## EXERCISE
Answer with nothing except the number of lines that contain the word "each".

## TASK DATA
** Start **
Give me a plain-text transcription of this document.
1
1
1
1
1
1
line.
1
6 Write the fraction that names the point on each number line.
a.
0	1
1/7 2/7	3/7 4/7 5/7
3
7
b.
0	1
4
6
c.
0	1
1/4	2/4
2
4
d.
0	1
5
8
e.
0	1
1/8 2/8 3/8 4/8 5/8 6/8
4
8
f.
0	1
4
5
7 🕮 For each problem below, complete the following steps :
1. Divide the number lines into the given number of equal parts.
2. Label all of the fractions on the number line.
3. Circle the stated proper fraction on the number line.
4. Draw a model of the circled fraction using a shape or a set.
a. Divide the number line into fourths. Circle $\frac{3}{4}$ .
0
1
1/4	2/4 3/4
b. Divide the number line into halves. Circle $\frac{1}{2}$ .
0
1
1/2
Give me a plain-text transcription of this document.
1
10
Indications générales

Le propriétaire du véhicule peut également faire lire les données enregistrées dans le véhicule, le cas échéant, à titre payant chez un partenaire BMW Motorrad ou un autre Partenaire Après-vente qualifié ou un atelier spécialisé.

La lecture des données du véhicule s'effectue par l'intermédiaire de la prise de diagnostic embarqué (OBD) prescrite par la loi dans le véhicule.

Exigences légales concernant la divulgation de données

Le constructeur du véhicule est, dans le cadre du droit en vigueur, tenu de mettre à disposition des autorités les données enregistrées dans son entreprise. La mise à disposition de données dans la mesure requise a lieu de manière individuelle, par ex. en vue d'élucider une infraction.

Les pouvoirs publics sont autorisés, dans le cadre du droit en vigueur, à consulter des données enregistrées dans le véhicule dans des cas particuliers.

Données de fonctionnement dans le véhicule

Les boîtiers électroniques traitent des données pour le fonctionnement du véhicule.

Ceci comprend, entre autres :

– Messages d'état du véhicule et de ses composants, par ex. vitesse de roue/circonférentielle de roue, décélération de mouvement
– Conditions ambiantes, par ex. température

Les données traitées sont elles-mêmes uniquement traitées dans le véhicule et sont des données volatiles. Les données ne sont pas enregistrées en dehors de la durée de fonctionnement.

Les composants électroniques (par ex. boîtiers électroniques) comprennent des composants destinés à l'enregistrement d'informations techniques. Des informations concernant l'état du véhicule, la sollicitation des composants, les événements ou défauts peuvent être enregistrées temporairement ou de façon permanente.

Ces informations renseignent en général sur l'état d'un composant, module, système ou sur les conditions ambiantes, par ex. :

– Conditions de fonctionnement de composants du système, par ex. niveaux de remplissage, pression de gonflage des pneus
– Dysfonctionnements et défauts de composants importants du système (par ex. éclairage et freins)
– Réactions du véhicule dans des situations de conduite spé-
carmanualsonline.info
** End **
## WRITTEN RESPONSE
2